- **Required work**: Set down the whole listing verbatim.

- **Given entries**:
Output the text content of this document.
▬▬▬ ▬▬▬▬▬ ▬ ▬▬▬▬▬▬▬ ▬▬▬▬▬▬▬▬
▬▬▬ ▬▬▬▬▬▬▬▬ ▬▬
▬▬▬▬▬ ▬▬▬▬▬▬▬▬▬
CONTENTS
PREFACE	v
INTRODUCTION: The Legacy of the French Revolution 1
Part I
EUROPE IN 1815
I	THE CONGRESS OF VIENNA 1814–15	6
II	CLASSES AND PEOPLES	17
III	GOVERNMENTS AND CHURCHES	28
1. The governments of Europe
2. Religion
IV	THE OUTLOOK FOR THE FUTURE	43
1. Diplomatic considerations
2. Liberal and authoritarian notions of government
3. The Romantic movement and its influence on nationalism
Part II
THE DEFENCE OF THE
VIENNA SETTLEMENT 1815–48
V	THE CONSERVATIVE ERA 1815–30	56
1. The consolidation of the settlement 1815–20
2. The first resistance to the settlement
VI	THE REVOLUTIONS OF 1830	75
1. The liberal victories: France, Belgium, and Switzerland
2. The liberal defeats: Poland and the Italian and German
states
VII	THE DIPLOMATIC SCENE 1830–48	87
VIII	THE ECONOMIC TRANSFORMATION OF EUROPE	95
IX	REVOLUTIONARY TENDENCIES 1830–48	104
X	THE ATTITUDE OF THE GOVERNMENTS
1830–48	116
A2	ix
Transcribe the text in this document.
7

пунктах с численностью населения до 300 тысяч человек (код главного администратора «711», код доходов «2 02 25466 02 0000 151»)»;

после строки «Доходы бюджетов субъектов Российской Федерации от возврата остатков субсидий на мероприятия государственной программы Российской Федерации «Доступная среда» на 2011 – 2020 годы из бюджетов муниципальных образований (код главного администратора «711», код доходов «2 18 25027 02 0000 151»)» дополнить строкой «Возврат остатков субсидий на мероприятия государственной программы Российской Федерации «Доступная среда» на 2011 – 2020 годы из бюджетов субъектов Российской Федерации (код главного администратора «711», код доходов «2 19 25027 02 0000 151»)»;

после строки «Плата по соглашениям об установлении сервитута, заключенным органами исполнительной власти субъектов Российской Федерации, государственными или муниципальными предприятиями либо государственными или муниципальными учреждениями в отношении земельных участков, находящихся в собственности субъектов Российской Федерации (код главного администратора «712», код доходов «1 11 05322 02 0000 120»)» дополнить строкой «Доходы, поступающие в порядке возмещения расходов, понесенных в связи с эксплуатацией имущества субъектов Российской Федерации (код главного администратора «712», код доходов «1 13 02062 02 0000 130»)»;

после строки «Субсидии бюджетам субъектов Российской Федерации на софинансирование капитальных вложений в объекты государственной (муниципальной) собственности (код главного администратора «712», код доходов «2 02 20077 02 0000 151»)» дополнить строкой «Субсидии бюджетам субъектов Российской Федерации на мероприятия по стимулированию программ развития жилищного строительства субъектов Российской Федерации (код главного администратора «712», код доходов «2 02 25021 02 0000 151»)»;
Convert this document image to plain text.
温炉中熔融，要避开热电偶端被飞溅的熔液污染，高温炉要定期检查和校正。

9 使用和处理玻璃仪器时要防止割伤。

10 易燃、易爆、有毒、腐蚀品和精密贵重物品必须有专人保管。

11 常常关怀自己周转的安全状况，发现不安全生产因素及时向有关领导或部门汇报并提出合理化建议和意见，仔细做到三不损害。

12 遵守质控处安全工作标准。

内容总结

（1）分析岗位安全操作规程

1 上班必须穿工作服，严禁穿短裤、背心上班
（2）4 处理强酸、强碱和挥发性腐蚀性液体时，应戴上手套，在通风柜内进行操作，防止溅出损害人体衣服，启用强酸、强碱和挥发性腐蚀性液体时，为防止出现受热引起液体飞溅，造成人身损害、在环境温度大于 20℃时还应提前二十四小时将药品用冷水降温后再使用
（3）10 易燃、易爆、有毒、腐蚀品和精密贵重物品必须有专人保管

- **Exercise output**:
Output the text content of this document.
▬▬▬ ▬▬▬▬▬ ▬ ▬▬▬▬▬▬▬ ▬▬▬▬▬▬▬▬
▬▬▬ ▬▬▬▬▬▬▬▬ ▬▬
▬▬▬▬▬ ▬▬▬▬▬▬▬▬▬
CONTENTS
PREFACE	v
INTRODUCTION: The Legacy of the French Revolution 1
Part I
EUROPE IN 1815
I	THE CONGRESS OF VIENNA 1814–15	6
II	CLASSES AND PEOPLES	17
III	GOVERNMENTS AND CHURCHES	28
1. The governments of Europe
2. Religion
IV	THE OUTLOOK FOR THE FUTURE	43
1. Diplomatic considerations
2. Liberal and authoritarian notions of government
3. The Romantic movement and its influence on nationalism
Part II
THE DEFENCE OF THE
VIENNA SETTLEMENT 1815–48
V	THE CONSERVATIVE ERA 1815–30	56
1. The consolidation of the settlement 1815–20
2. The first resistance to the settlement
VI	THE REVOLUTIONS OF 1830	75
1. The liberal victories: France, Belgium, and Switzerland
2. The liberal defeats: Poland and the Italian and German
states
VII	THE DIPLOMATIC SCENE 1830–48	87
VIII	THE ECONOMIC TRANSFORMATION OF EUROPE	95
IX	REVOLUTIONARY TENDENCIES 1830–48	104
X	THE ATTITUDE OF THE GOVERNMENTS
1830–48	116
A2	ix
Transcribe the text in this document.
7

пунктах с численностью населения до 300 тысяч человек (код главного администратора «711», код доходов «2 02 25466 02 0000 151»)»;

после строки «Доходы бюджетов субъектов Российской Федерации от возврата остатков субсидий на мероприятия государственной программы Российской Федерации «Доступная среда» на 2011 – 2020 годы из бюджетов муниципальных образований (код главного администратора «711», код доходов «2 18 25027 02 0000 151»)» дополнить строкой «Возврат остатков субсидий на мероприятия государственной программы Российской Федерации «Доступная среда» на 2011 – 2020 годы из бюджетов субъектов Российской Федерации (код главного администратора «711», код доходов «2 19 25027 02 0000 151»)»;

после строки «Плата по соглашениям об установлении сервитута, заключенным органами исполнительной власти субъектов Российской Федерации, государственными или муниципальными предприятиями либо государственными или муниципальными учреждениями в отношении земельных участков, находящихся в собственности субъектов Российской Федерации (код главного администратора «712», код доходов «1 11 05322 02 0000 120»)» дополнить строкой «Доходы, поступающие в порядке возмещения расходов, понесенных в связи с эксплуатацией имущества субъектов Российской Федерации (код главного администратора «712», код доходов «1 13 02062 02 0000 130»)»;

после строки «Субсидии бюджетам субъектов Российской Федерации на софинансирование капитальных вложений в объекты государственной (муниципальной) собственности (код главного администратора «712», код доходов «2 02 20077 02 0000 151»)» дополнить строкой «Субсидии бюджетам субъектов Российской Федерации на мероприятия по стимулированию программ развития жилищного строительства субъектов Российской Федерации (код главного администратора «712», код доходов «2 02 25021 02 0000 151»)»;
Convert this document image to plain text.
温炉中熔融，要避开热电偶端被飞溅的熔液污染，高温炉要定期检查和校正。

9 使用和处理玻璃仪器时要防止割伤。

10 易燃、易爆、有毒、腐蚀品和精密贵重物品必须有专人保管。

11 常常关怀自己周转的安全状况，发现不安全生产因素及时向有关领导或部门汇报并提出合理化建议和意见，仔细做到三不损害。

12 遵守质控处安全工作标准。

内容总结

（1）分析岗位安全操作规程

1 上班必须穿工作服，严禁穿短裤、背心上班
（2）4 处理强酸、强碱和挥发性腐蚀性液体时，应戴上手套，在通风柜内进行操作，防止溅出损害人体衣服，启用强酸、强碱和挥发性腐蚀性液体时，为防止出现受热引起液体飞溅，造成人身损害、在环境温度大于 20℃时还应提前二十四小时将药品用冷水降温后再使用
（3）10 易燃、易爆、有毒、腐蚀品和精密贵重物品必须有专人保管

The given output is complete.